--- SOURCE RECORDS ---

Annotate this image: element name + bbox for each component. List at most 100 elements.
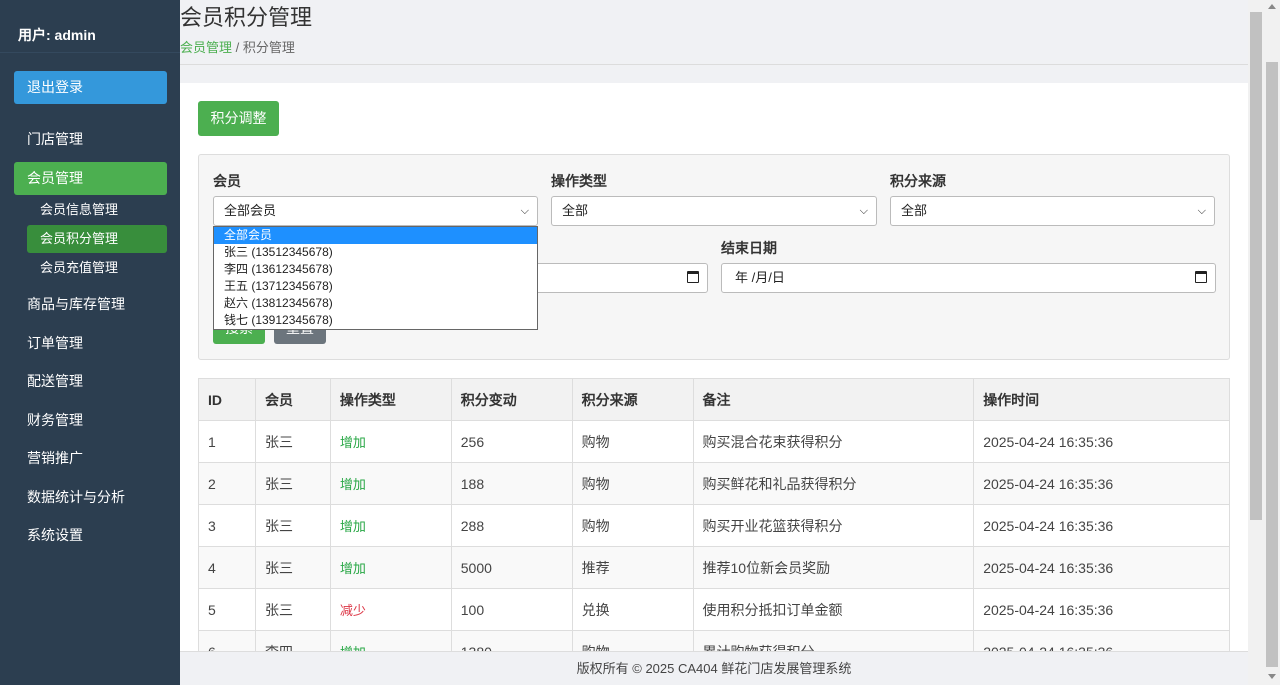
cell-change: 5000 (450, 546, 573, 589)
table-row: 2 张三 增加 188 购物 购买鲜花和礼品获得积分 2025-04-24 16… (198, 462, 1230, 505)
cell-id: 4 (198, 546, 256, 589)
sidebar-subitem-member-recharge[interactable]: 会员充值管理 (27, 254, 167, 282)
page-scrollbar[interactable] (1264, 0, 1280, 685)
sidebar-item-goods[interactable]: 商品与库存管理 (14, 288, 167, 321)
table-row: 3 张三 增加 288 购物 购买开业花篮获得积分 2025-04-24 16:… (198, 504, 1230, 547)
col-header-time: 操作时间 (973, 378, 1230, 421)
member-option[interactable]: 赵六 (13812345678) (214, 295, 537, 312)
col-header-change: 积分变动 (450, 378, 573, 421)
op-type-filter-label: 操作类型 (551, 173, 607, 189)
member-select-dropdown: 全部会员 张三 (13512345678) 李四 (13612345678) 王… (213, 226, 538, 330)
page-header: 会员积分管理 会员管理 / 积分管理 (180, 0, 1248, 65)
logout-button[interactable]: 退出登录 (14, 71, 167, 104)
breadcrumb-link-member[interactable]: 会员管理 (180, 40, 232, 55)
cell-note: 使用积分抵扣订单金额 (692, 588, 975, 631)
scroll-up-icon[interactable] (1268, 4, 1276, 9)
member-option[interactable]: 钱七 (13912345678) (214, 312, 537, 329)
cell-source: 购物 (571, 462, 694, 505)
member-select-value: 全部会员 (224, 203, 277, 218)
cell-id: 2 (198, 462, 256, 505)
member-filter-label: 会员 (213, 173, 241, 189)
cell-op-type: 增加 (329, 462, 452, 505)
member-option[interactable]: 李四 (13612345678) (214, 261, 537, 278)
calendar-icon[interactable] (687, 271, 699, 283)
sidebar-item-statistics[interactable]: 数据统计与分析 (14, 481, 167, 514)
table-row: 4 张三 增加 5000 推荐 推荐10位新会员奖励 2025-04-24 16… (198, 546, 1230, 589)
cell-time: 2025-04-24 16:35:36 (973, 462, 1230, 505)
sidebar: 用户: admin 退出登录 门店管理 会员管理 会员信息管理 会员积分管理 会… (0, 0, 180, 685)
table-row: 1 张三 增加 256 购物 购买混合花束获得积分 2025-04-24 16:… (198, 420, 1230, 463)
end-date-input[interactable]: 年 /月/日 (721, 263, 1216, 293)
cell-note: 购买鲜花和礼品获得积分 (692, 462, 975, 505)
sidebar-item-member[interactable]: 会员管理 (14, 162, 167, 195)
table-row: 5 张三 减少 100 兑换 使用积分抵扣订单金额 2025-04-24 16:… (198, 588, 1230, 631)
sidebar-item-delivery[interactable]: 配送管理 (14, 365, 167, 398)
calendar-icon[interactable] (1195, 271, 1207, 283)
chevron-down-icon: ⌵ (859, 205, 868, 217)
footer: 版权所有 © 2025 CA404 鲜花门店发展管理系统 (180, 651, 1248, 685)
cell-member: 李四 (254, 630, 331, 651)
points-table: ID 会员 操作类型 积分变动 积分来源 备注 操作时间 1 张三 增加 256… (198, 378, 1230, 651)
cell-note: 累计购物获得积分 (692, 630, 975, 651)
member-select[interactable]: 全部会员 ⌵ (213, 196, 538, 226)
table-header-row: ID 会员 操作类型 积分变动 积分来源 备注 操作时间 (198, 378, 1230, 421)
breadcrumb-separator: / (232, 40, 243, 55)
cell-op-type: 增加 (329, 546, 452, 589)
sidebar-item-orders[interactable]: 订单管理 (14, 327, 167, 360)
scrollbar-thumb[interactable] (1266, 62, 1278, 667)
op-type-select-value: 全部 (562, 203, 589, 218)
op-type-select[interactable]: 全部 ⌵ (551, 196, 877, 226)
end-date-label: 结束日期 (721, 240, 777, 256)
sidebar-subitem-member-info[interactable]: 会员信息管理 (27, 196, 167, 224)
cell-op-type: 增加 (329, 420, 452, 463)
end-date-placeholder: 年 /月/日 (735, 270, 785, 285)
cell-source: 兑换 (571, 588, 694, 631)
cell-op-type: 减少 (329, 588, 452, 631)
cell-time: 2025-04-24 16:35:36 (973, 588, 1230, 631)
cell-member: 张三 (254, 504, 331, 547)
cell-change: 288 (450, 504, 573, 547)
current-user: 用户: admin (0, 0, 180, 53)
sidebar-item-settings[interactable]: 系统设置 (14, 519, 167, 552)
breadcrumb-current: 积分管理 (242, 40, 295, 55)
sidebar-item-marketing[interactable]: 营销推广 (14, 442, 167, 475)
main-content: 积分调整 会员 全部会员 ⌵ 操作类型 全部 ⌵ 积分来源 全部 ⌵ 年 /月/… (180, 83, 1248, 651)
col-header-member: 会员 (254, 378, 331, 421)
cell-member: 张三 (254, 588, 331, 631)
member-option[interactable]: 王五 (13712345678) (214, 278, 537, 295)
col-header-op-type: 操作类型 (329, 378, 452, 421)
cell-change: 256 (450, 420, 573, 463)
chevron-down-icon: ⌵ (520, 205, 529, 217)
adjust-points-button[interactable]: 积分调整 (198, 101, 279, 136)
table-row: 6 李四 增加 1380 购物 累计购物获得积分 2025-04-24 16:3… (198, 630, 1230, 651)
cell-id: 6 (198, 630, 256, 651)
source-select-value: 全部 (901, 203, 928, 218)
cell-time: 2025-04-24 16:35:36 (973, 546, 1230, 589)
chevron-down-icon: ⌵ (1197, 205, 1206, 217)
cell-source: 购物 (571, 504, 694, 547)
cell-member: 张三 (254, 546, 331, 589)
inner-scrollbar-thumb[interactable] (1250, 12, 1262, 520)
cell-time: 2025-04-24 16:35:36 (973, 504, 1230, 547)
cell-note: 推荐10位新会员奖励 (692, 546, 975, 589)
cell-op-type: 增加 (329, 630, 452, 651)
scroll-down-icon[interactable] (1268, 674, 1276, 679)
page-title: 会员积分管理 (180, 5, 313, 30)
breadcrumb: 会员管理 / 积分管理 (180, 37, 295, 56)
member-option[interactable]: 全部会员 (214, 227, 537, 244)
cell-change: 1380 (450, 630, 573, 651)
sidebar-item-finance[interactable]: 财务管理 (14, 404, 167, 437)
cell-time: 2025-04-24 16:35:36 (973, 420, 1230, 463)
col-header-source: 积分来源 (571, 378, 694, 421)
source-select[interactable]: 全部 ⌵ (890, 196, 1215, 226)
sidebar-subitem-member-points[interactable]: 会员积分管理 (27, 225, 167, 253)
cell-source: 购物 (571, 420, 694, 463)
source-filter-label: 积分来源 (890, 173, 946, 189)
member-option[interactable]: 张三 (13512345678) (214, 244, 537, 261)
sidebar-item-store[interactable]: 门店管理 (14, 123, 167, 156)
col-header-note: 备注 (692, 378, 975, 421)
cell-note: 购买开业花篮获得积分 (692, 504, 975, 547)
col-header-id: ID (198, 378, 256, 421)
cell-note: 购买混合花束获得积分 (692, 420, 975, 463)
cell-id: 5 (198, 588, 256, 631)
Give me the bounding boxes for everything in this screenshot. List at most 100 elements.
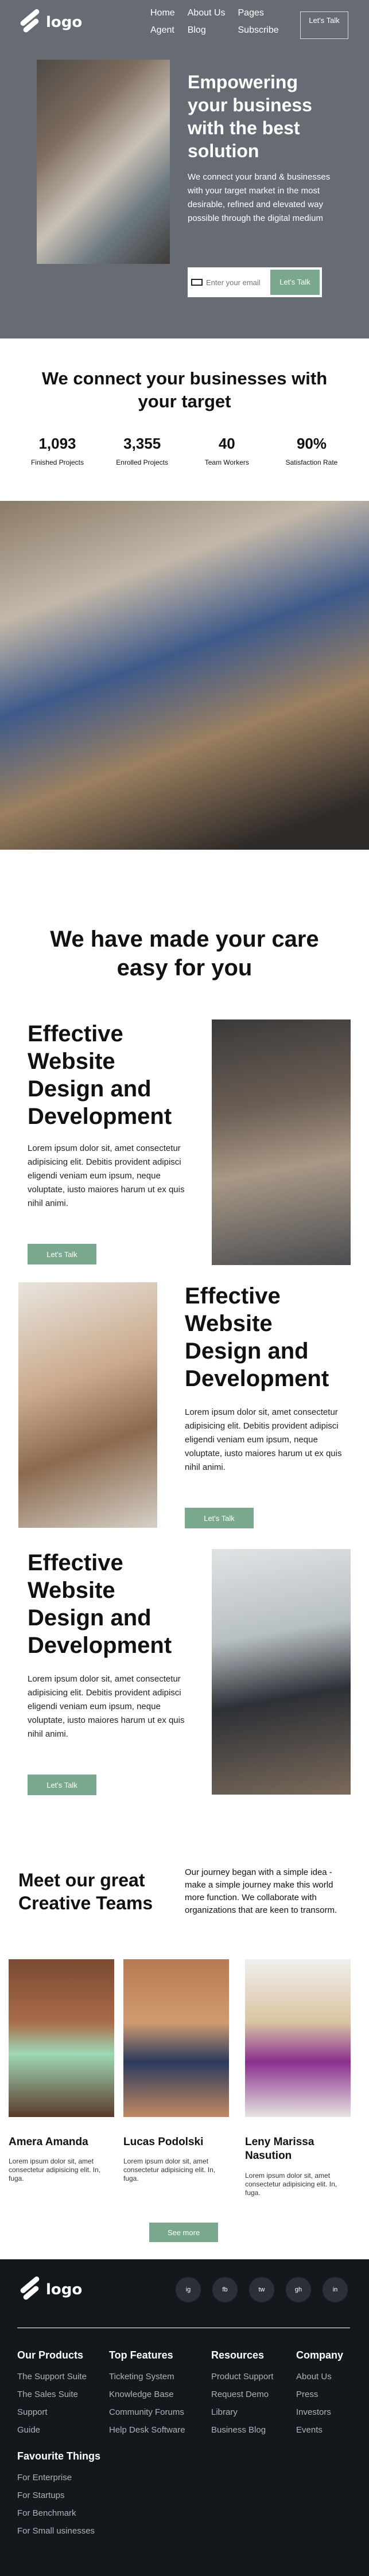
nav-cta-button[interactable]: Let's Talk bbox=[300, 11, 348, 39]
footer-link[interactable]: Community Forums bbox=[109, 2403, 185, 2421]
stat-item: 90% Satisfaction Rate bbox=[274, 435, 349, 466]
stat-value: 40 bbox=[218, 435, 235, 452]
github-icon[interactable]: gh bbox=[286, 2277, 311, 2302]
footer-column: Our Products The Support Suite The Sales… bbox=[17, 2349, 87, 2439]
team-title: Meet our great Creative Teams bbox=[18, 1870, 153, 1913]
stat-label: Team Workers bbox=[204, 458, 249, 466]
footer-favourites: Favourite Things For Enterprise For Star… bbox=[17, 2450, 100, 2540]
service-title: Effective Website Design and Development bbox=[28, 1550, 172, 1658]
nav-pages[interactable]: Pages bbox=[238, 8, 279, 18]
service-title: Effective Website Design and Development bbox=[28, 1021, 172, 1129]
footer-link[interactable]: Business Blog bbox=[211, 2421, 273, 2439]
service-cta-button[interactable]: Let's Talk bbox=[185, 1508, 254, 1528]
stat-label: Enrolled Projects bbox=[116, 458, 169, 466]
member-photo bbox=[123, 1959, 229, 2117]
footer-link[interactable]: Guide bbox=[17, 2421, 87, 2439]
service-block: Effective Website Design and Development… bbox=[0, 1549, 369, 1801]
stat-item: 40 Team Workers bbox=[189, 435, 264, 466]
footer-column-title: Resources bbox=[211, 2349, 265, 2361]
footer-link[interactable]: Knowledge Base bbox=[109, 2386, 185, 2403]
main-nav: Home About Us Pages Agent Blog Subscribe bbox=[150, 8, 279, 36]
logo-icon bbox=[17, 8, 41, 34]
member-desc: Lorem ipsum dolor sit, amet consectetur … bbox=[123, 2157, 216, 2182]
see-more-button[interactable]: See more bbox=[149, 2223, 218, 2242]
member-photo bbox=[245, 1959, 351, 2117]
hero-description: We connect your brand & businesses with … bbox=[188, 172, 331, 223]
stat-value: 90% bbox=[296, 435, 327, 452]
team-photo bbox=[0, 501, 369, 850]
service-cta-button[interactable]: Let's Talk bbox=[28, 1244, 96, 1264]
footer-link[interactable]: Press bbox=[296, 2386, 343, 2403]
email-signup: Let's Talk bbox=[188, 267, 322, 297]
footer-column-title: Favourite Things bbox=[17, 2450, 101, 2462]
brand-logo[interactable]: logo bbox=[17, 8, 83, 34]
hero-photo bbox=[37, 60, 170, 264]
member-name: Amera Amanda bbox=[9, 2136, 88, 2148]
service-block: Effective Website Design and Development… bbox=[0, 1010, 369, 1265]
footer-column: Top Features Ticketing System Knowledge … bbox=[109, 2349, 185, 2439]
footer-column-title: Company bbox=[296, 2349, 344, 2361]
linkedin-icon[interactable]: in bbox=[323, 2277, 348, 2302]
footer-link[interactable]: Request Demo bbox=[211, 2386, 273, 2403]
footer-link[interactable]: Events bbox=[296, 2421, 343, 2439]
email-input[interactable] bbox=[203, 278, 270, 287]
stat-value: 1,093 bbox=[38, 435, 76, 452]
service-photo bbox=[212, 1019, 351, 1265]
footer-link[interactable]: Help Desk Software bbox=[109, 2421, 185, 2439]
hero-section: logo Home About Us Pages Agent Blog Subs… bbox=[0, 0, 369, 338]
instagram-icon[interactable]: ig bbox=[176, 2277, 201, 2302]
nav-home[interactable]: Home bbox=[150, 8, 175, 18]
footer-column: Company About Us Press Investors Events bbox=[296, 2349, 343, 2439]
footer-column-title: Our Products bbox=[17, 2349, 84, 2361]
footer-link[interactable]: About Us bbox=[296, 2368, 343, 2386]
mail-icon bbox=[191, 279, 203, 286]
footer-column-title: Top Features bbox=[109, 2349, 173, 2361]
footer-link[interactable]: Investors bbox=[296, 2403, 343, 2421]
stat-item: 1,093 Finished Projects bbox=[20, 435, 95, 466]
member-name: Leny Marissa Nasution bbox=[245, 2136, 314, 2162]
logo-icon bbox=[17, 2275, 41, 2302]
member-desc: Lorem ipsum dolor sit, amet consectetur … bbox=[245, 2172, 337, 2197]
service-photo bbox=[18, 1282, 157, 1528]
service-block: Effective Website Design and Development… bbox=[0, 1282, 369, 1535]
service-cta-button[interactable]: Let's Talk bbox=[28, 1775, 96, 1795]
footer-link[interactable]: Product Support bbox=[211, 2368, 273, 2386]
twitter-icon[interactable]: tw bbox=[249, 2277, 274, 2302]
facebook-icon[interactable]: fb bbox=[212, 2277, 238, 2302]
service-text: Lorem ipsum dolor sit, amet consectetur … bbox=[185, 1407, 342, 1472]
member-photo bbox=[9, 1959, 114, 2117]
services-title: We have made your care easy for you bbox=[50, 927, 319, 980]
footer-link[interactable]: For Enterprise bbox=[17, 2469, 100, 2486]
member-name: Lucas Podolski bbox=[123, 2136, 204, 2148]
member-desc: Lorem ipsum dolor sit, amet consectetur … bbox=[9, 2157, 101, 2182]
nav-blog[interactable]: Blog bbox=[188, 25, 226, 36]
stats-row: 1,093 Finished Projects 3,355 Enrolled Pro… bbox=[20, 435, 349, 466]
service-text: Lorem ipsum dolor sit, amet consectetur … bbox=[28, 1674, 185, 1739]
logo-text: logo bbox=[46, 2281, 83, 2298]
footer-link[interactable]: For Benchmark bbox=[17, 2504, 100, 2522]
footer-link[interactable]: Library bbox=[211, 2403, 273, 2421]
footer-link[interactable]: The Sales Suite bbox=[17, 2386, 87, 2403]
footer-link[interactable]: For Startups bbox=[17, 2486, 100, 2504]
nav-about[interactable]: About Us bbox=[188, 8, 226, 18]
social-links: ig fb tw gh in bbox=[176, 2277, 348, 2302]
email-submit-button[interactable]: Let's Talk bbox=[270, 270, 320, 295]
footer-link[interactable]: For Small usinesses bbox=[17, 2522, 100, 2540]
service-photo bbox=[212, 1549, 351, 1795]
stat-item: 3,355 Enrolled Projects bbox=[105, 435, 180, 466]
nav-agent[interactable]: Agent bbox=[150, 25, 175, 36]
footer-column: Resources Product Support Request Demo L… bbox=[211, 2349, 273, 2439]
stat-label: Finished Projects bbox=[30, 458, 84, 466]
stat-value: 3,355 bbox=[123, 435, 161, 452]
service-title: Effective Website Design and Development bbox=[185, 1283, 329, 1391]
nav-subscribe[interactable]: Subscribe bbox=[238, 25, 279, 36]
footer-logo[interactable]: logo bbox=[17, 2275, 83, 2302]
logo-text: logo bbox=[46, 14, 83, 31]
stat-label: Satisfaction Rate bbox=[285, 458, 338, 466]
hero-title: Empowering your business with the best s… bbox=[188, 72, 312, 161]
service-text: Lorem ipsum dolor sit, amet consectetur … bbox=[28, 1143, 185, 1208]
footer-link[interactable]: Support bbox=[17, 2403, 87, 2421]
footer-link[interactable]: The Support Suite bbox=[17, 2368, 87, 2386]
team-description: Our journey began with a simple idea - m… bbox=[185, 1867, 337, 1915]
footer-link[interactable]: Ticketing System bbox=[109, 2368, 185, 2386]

---

TASK REQUIREMENTS: Rewrite the stretch of the records from the line containing "cell-change: 5000 (450, 546, 573, 589)" through the line containing "col-header-time: 操作时间 (973, 378, 1230, 421)" as a JSON list of strings, one string per line, omitting blank lines.

THE RESPONSE:
[
  "cell-change: 5000 (450, 546, 573, 589)",
  "table-row: 2 张三 增加 188 购物 购买鲜花和礼品获得积分 2025-04-24 16… (198, 462, 1230, 505)",
  "cell-id: 4 (198, 546, 256, 589)",
  "sidebar-subitem-member-recharge[interactable]: 会员充值管理 (27, 254, 167, 282)",
  "page-scrollbar[interactable] (1264, 0, 1280, 685)",
  "sidebar-item-goods[interactable]: 商品与库存管理 (14, 288, 167, 321)",
  "table-row: 3 张三 增加 288 购物 购买开业花篮获得积分 2025-04-24 16:… (198, 504, 1230, 547)",
  "col-header-time: 操作时间 (973, 378, 1230, 421)"
]